§ **AIM**
From the entries that follow, list every line in which the string "JSON" appears.

§ **SUPPLIED INFORMATION**
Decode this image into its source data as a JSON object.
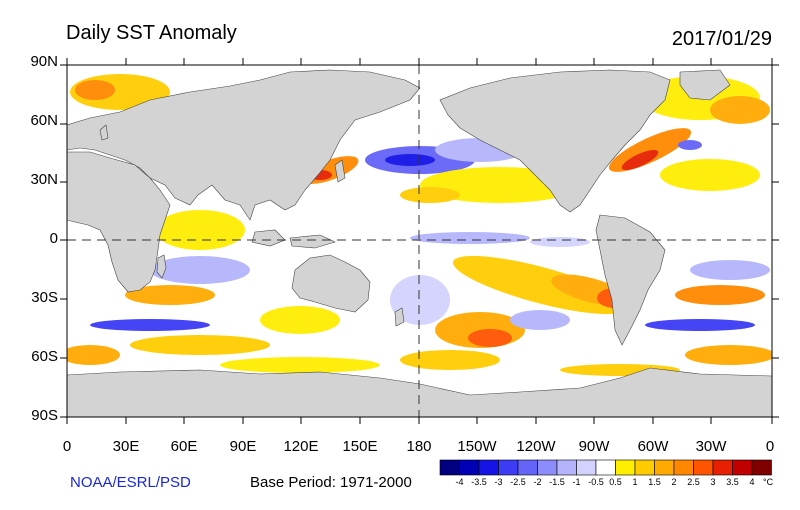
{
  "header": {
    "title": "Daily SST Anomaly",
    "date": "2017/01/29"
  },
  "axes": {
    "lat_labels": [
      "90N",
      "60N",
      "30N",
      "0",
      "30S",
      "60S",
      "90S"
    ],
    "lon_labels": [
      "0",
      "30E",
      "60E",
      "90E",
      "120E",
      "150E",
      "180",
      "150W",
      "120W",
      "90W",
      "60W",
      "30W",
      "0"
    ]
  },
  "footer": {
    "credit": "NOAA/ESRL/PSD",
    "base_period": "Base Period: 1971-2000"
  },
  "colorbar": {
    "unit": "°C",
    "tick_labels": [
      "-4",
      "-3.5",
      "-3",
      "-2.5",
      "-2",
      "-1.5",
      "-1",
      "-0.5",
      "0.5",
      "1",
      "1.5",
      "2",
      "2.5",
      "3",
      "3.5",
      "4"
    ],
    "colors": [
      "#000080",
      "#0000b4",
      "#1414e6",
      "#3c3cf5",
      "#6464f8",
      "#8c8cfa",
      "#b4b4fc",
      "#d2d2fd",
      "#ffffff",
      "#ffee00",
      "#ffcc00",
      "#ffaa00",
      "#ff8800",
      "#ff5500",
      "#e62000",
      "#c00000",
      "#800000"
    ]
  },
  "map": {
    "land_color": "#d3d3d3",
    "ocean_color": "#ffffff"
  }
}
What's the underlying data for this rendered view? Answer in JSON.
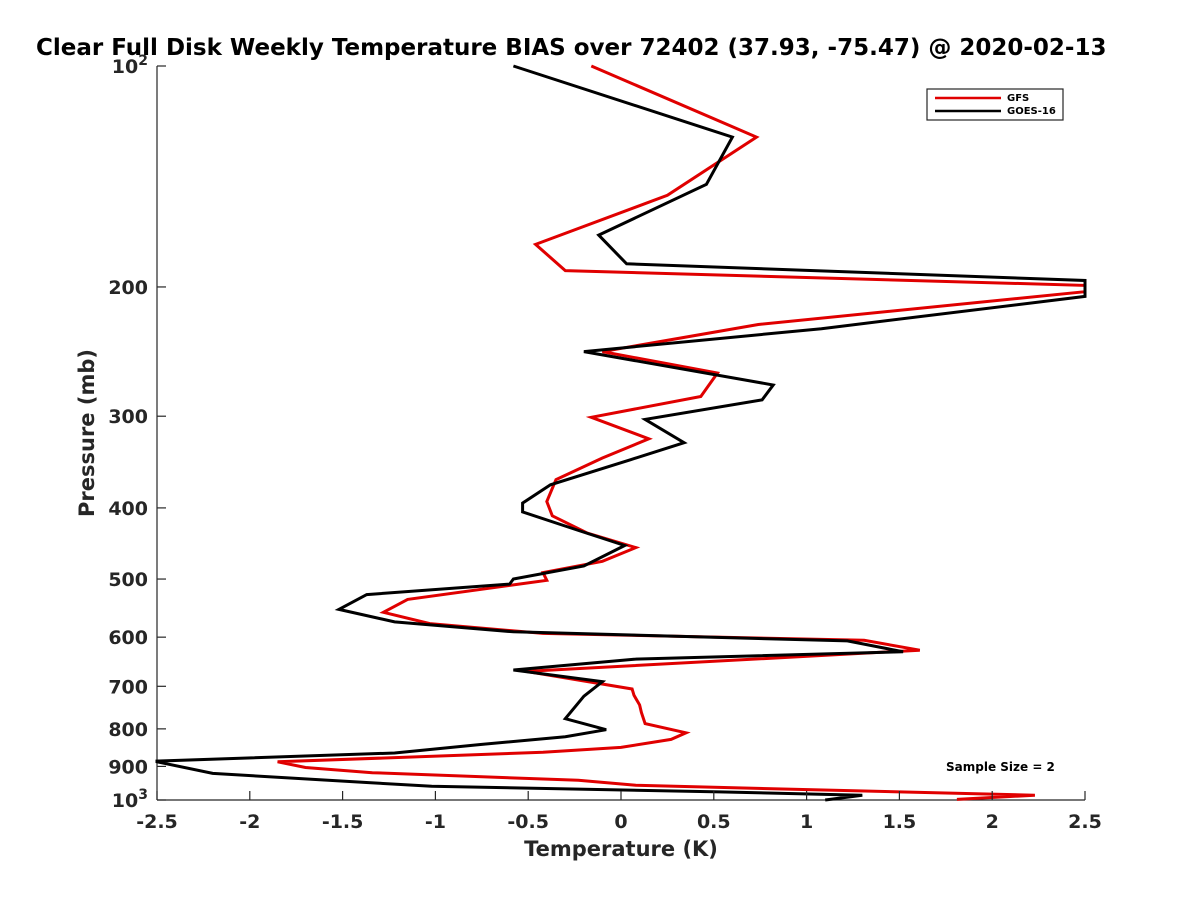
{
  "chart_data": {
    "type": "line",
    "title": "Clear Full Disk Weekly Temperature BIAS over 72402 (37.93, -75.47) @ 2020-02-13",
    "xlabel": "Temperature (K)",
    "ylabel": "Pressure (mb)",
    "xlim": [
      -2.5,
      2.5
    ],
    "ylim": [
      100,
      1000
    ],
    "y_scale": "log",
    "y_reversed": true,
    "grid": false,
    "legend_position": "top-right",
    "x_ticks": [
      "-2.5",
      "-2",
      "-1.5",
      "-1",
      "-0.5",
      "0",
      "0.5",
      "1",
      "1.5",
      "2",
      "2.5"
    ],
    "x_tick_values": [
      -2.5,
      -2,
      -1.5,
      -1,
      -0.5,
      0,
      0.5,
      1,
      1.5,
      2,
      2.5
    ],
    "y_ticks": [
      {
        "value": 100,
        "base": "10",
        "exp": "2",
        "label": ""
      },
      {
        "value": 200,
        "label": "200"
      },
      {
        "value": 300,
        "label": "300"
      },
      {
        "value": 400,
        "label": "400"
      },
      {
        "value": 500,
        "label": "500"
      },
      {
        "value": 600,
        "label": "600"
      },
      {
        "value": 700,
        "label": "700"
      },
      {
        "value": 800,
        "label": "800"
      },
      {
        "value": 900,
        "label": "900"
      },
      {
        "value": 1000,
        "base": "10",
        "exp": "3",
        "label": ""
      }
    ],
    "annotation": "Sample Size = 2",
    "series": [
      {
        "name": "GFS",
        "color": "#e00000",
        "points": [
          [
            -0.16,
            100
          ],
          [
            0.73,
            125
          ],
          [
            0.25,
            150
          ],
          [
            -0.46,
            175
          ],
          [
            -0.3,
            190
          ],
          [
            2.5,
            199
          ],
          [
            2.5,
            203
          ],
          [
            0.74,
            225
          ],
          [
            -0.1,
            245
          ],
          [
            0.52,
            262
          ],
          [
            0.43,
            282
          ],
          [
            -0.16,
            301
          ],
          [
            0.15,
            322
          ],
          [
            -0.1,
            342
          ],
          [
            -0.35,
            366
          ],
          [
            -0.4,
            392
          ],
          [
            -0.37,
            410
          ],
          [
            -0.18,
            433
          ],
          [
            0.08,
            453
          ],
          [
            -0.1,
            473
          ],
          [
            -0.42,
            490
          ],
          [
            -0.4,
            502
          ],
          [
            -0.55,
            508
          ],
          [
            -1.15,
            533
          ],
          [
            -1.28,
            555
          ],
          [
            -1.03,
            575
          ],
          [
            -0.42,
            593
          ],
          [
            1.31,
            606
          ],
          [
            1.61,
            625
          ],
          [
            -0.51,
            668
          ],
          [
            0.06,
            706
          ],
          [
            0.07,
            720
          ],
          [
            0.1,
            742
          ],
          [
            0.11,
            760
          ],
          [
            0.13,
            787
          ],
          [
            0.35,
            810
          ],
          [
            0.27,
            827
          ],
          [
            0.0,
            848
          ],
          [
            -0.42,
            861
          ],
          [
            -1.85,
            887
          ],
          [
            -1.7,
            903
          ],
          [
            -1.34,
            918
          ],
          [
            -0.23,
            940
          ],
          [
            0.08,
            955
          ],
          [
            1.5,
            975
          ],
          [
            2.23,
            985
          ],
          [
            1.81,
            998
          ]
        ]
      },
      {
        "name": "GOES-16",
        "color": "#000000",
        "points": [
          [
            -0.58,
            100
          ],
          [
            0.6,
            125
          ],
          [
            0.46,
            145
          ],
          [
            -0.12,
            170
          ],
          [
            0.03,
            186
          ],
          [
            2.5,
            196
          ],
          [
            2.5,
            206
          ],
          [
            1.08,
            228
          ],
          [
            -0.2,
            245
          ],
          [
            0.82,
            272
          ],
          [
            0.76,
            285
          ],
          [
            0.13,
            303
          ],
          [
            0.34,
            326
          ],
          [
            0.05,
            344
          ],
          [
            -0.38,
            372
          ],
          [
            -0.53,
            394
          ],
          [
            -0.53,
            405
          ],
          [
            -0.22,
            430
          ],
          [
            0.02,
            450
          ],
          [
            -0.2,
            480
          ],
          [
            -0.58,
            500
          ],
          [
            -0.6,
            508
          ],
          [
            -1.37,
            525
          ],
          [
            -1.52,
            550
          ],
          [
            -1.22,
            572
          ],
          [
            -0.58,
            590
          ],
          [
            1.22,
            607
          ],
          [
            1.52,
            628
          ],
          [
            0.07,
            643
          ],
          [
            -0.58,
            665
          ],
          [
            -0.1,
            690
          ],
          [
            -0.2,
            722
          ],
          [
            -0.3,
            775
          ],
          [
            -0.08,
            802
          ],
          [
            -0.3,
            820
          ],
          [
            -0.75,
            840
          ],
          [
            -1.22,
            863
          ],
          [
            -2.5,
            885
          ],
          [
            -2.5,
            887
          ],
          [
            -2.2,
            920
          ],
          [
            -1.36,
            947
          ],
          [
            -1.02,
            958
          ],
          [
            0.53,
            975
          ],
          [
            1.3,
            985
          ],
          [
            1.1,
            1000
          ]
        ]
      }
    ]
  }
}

§ **OUTPUT FOR THIS TASK**
Decode this image into its source data as a JSON object.
What's the underlying data for this rendered view? Answer in JSON.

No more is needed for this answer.